- What you should do
Write out all records as given; omit images.

[Collection entries]
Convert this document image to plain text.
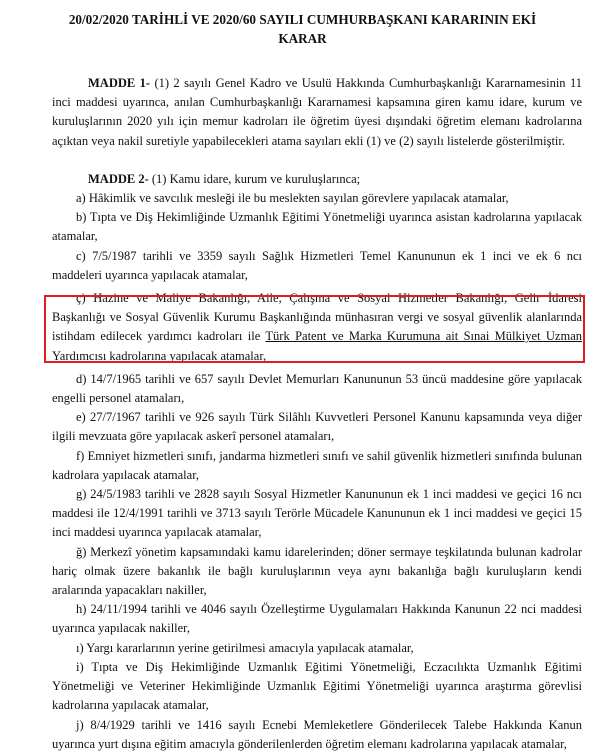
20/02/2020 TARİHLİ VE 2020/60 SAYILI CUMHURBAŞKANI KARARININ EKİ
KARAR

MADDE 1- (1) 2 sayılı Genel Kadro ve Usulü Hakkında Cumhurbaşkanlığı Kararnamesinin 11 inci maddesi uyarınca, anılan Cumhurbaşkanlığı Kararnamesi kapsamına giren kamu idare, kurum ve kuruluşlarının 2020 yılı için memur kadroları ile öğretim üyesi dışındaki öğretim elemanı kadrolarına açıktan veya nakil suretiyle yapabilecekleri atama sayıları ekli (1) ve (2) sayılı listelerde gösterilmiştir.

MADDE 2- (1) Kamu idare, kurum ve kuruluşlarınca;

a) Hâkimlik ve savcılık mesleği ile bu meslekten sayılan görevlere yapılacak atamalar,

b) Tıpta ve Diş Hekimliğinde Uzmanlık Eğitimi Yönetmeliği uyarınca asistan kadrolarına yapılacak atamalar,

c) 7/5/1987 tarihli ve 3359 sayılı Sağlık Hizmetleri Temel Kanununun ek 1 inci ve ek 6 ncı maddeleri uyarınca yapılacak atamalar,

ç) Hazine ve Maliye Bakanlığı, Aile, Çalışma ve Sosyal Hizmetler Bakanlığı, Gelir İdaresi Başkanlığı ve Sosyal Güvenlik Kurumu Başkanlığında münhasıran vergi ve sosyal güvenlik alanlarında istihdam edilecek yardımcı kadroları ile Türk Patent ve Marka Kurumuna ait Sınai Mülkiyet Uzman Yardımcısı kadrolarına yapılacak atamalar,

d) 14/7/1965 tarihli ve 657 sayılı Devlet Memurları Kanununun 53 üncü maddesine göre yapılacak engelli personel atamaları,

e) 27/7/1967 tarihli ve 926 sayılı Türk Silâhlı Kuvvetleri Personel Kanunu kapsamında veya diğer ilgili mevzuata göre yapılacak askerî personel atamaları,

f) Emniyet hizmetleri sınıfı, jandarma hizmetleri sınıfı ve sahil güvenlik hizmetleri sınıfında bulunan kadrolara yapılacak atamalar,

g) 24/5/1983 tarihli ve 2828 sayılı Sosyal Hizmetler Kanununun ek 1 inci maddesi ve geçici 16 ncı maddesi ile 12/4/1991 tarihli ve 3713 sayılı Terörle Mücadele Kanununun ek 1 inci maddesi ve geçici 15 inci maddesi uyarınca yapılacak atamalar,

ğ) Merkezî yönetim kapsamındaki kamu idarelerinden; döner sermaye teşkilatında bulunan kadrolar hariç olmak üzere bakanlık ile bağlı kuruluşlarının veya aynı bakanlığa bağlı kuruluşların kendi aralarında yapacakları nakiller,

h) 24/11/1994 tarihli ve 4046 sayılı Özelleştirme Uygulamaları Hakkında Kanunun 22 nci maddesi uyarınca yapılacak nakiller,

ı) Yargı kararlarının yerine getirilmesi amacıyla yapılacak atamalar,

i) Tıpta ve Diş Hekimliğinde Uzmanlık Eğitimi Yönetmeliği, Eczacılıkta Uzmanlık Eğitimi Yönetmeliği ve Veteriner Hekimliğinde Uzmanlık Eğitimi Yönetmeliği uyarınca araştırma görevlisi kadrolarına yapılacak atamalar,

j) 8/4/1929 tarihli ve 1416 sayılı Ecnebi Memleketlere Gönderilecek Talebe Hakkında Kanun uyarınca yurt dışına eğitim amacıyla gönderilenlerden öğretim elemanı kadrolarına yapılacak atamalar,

- Task solution
Convert this document image to plain text.
20/02/2020 TARİHLİ VE 2020/60 SAYILI CUMHURBAŞKANI KARARININ EKİ
KARAR

MADDE 1- (1) 2 sayılı Genel Kadro ve Usulü Hakkında Cumhurbaşkanlığı Kararnamesinin 11 inci maddesi uyarınca, anılan Cumhurbaşkanlığı Kararnamesi kapsamına giren kamu idare, kurum ve kuruluşlarının 2020 yılı için memur kadroları ile öğretim üyesi dışındaki öğretim elemanı kadrolarına açıktan veya nakil suretiyle yapabilecekleri atama sayıları ekli (1) ve (2) sayılı listelerde gösterilmiştir.

MADDE 2- (1) Kamu idare, kurum ve kuruluşlarınca;

a) Hâkimlik ve savcılık mesleği ile bu meslekten sayılan görevlere yapılacak atamalar,

b) Tıpta ve Diş Hekimliğinde Uzmanlık Eğitimi Yönetmeliği uyarınca asistan kadrolarına yapılacak atamalar,

c) 7/5/1987 tarihli ve 3359 sayılı Sağlık Hizmetleri Temel Kanununun ek 1 inci ve ek 6 ncı maddeleri uyarınca yapılacak atamalar,

ç) Hazine ve Maliye Bakanlığı, Aile, Çalışma ve Sosyal Hizmetler Bakanlığı, Gelir İdaresi Başkanlığı ve Sosyal Güvenlik Kurumu Başkanlığında münhasıran vergi ve sosyal güvenlik alanlarında istihdam edilecek yardımcı kadroları ile Türk Patent ve Marka Kurumuna ait Sınai Mülkiyet Uzman Yardımcısı kadrolarına yapılacak atamalar,

d) 14/7/1965 tarihli ve 657 sayılı Devlet Memurları Kanununun 53 üncü maddesine göre yapılacak engelli personel atamaları,

e) 27/7/1967 tarihli ve 926 sayılı Türk Silâhlı Kuvvetleri Personel Kanunu kapsamında veya diğer ilgili mevzuata göre yapılacak askerî personel atamaları,

f) Emniyet hizmetleri sınıfı, jandarma hizmetleri sınıfı ve sahil güvenlik hizmetleri sınıfında bulunan kadrolara yapılacak atamalar,

g) 24/5/1983 tarihli ve 2828 sayılı Sosyal Hizmetler Kanununun ek 1 inci maddesi ve geçici 16 ncı maddesi ile 12/4/1991 tarihli ve 3713 sayılı Terörle Mücadele Kanununun ek 1 inci maddesi ve geçici 15 inci maddesi uyarınca yapılacak atamalar,

ğ) Merkezî yönetim kapsamındaki kamu idarelerinden; döner sermaye teşkilatında bulunan kadrolar hariç olmak üzere bakanlık ile bağlı kuruluşlarının veya aynı bakanlığa bağlı kuruluşların kendi aralarında yapacakları nakiller,

h) 24/11/1994 tarihli ve 4046 sayılı Özelleştirme Uygulamaları Hakkında Kanunun 22 nci maddesi uyarınca yapılacak nakiller,

ı) Yargı kararlarının yerine getirilmesi amacıyla yapılacak atamalar,

i) Tıpta ve Diş Hekimliğinde Uzmanlık Eğitimi Yönetmeliği, Eczacılıkta Uzmanlık Eğitimi Yönetmeliği ve Veteriner Hekimliğinde Uzmanlık Eğitimi Yönetmeliği uyarınca araştırma görevlisi kadrolarına yapılacak atamalar,

j) 8/4/1929 tarihli ve 1416 sayılı Ecnebi Memleketlere Gönderilecek Talebe Hakkında Kanun uyarınca yurt dışına eğitim amacıyla gönderilenlerden öğretim elemanı kadrolarına yapılacak atamalar,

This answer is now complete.